======== MATERIAL SUPPLIED

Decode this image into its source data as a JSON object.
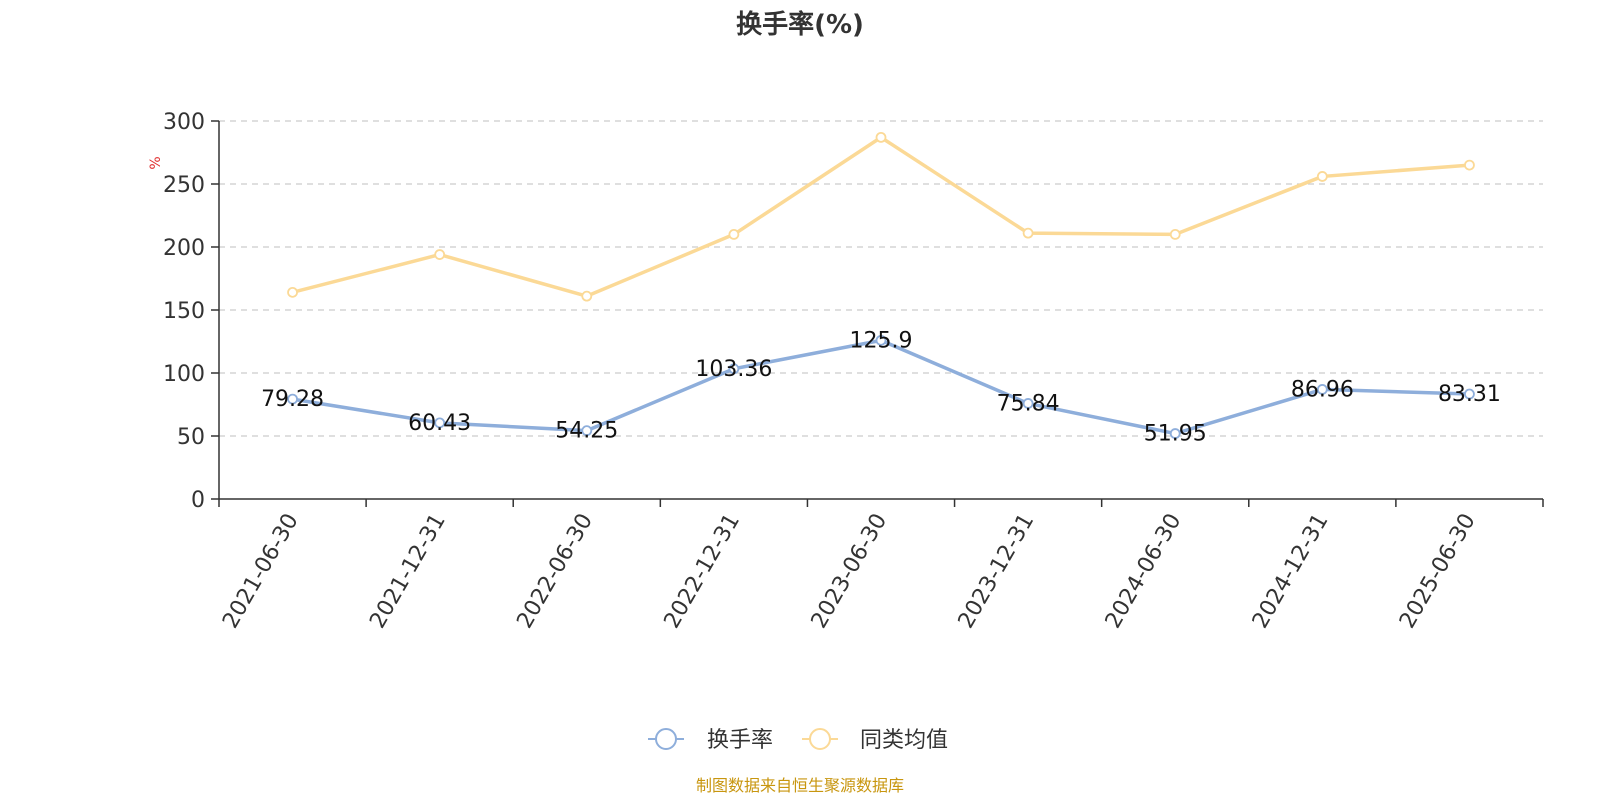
{
  "chart_data": {
    "type": "line",
    "title": "换手率(%)",
    "ylabel": "%",
    "xlabel": "",
    "categories": [
      "2021-06-30",
      "2021-12-31",
      "2022-06-30",
      "2022-12-31",
      "2023-06-30",
      "2023-12-31",
      "2024-06-30",
      "2024-12-31",
      "2025-06-30"
    ],
    "ylim": [
      0,
      300
    ],
    "yticks": [
      0,
      50,
      100,
      150,
      200,
      250,
      300
    ],
    "grid": true,
    "legend_position": "bottom",
    "series": [
      {
        "name": "换手率",
        "color": "#8eaedb",
        "values": [
          79.28,
          60.43,
          54.25,
          103.36,
          125.9,
          75.84,
          51.95,
          86.96,
          83.31
        ],
        "labels": [
          "79.28",
          "60.43",
          "54.25",
          "103.36",
          "125.9",
          "75.84",
          "51.95",
          "86.96",
          "83.31"
        ],
        "show_labels": true
      },
      {
        "name": "同类均值",
        "color": "#fbd996",
        "values": [
          164,
          194,
          161,
          210,
          287,
          211,
          210,
          256,
          265
        ],
        "show_labels": false
      }
    ]
  },
  "footer": {
    "source": "制图数据来自恒生聚源数据库",
    "source_color": "#c8960f"
  },
  "colors": {
    "axis": "#333333",
    "grid": "#cccccc",
    "ylabel": "#e03030"
  }
}
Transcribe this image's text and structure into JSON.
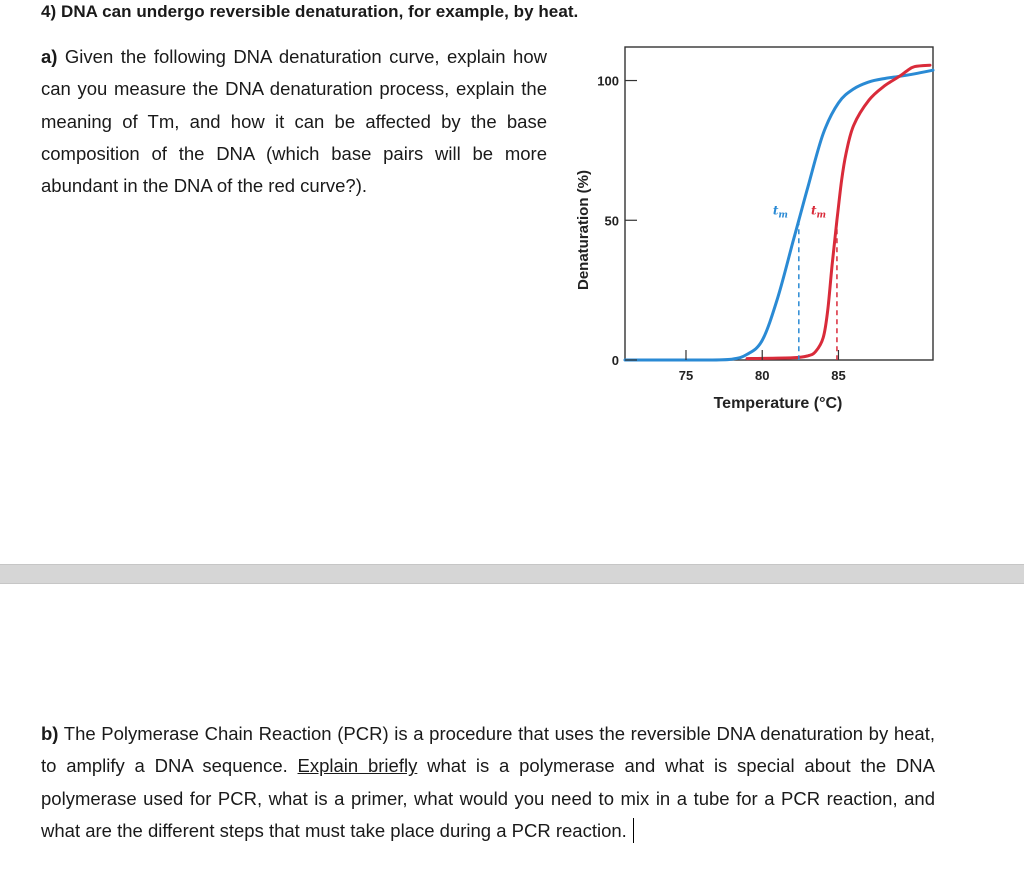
{
  "question": {
    "title": "4) DNA can undergo reversible denaturation, for example, by heat.",
    "part_a": {
      "label": "a)",
      "text": " Given the following DNA denaturation curve, explain how can you measure the DNA denaturation process, explain the meaning of Tm, and how it can be affected by the base composition of the DNA (which base pairs will be more abundant in the DNA of the red curve?)."
    },
    "part_b": {
      "label": "b)",
      "text_before": " The Polymerase Chain Reaction (PCR) is a procedure that uses the reversible DNA denaturation by heat, to amplify a DNA sequence. ",
      "underlined": "Explain briefly",
      "text_after": " what is a polymerase and what is special about the DNA polymerase used for PCR, what is a primer, what would you need to mix in a tube for a PCR reaction, and what are the different steps that must take place during a PCR reaction."
    }
  },
  "chart_data": {
    "type": "line",
    "xlabel": "Temperature (°C)",
    "ylabel": "Denaturation (%)",
    "xlim": [
      71,
      91.2
    ],
    "ylim": [
      0,
      112
    ],
    "x_ticks": [
      75,
      80,
      85
    ],
    "y_ticks": [
      0,
      50,
      100
    ],
    "grid": false,
    "annotations": [
      {
        "text": "t",
        "subscript": "m",
        "x": 82.4,
        "series": "blue"
      },
      {
        "text": "t",
        "subscript": "m",
        "x": 84.9,
        "series": "red"
      }
    ],
    "series": [
      {
        "color": "#2a8ad4",
        "x": [
          71,
          74,
          76,
          78,
          79,
          80,
          81,
          82,
          82.4,
          83,
          84,
          85,
          86,
          87,
          88,
          89,
          90,
          91.2
        ],
        "y": [
          0,
          0,
          0,
          0.3,
          2,
          7,
          22,
          42,
          50,
          62,
          81,
          92,
          97,
          99.5,
          100.7,
          101.5,
          102.4,
          103.7
        ]
      },
      {
        "color": "#d92b3a",
        "x": [
          79,
          82,
          83,
          83.5,
          84,
          84.3,
          84.6,
          84.9,
          85.2,
          85.5,
          86,
          87,
          88,
          89,
          89.5,
          90,
          91
        ],
        "y": [
          0.5,
          0.8,
          1.5,
          3,
          8,
          18,
          35,
          50,
          64,
          74,
          84,
          93,
          98,
          101.5,
          103.5,
          105,
          105.5
        ]
      }
    ]
  }
}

================

## PROMPT
Without the pictures, return all the records precisely as they stand.

## EXPECTED ANSWER
Decode this image into its source data as a JSON object.
{
  "chart_data": {
    "type": "line",
    "title": "换手率(%)",
    "ylabel": "%",
    "xlabel": "",
    "categories": [
      "2021-06-30",
      "2021-12-31",
      "2022-06-30",
      "2022-12-31",
      "2023-06-30",
      "2023-12-31",
      "2024-06-30",
      "2024-12-31",
      "2025-06-30"
    ],
    "ylim": [
      0,
      300
    ],
    "yticks": [
      0,
      50,
      100,
      150,
      200,
      250,
      300
    ],
    "grid": true,
    "legend_position": "bottom",
    "series": [
      {
        "name": "换手率",
        "color": "#8eaedb",
        "values": [
          79.28,
          60.43,
          54.25,
          103.36,
          125.9,
          75.84,
          51.95,
          86.96,
          83.31
        ],
        "labels": [
          "79.28",
          "60.43",
          "54.25",
          "103.36",
          "125.9",
          "75.84",
          "51.95",
          "86.96",
          "83.31"
        ],
        "show_labels": true
      },
      {
        "name": "同类均值",
        "color": "#fbd996",
        "values": [
          164,
          194,
          161,
          210,
          287,
          211,
          210,
          256,
          265
        ],
        "show_labels": false
      }
    ]
  },
  "footer": {
    "source": "制图数据来自恒生聚源数据库",
    "source_color": "#c8960f"
  },
  "colors": {
    "axis": "#333333",
    "grid": "#cccccc",
    "ylabel": "#e03030"
  }
}
Transcribe this image's text and structure into JSON.
{
  "question": {
    "title": "4) DNA can undergo reversible denaturation, for example, by heat.",
    "part_a": {
      "label": "a)",
      "text": " Given the following DNA denaturation curve, explain how can you measure the DNA denaturation process, explain the meaning of Tm, and how it can be affected by the base composition of the DNA (which base pairs will be more abundant in the DNA of the red curve?)."
    },
    "part_b": {
      "label": "b)",
      "text_before": " The Polymerase Chain Reaction (PCR) is a procedure that uses the reversible DNA denaturation by heat, to amplify a DNA sequence. ",
      "underlined": "Explain briefly",
      "text_after": " what is a polymerase and what is special about the DNA polymerase used for PCR, what is a primer, what would you need to mix in a tube for a PCR reaction, and what are the different steps that must take place during a PCR reaction."
    }
  },
  "chart_data": {
    "type": "line",
    "xlabel": "Temperature (°C)",
    "ylabel": "Denaturation (%)",
    "xlim": [
      71,
      91.2
    ],
    "ylim": [
      0,
      112
    ],
    "x_ticks": [
      75,
      80,
      85
    ],
    "y_ticks": [
      0,
      50,
      100
    ],
    "grid": false,
    "annotations": [
      {
        "text": "t",
        "subscript": "m",
        "x": 82.4,
        "series": "blue"
      },
      {
        "text": "t",
        "subscript": "m",
        "x": 84.9,
        "series": "red"
      }
    ],
    "series": [
      {
        "color": "#2a8ad4",
        "x": [
          71,
          74,
          76,
          78,
          79,
          80,
          81,
          82,
          82.4,
          83,
          84,
          85,
          86,
          87,
          88,
          89,
          90,
          91.2
        ],
        "y": [
          0,
          0,
          0,
          0.3,
          2,
          7,
          22,
          42,
          50,
          62,
          81,
          92,
          97,
          99.5,
          100.7,
          101.5,
          102.4,
          103.7
        ]
      },
      {
        "color": "#d92b3a",
        "x": [
          79,
          82,
          83,
          83.5,
          84,
          84.3,
          84.6,
          84.9,
          85.2,
          85.5,
          86,
          87,
          88,
          89,
          89.5,
          90,
          91
        ],
        "y": [
          0.5,
          0.8,
          1.5,
          3,
          8,
          18,
          35,
          50,
          64,
          74,
          84,
          93,
          98,
          101.5,
          103.5,
          105,
          105.5
        ]
      }
    ]
  }
}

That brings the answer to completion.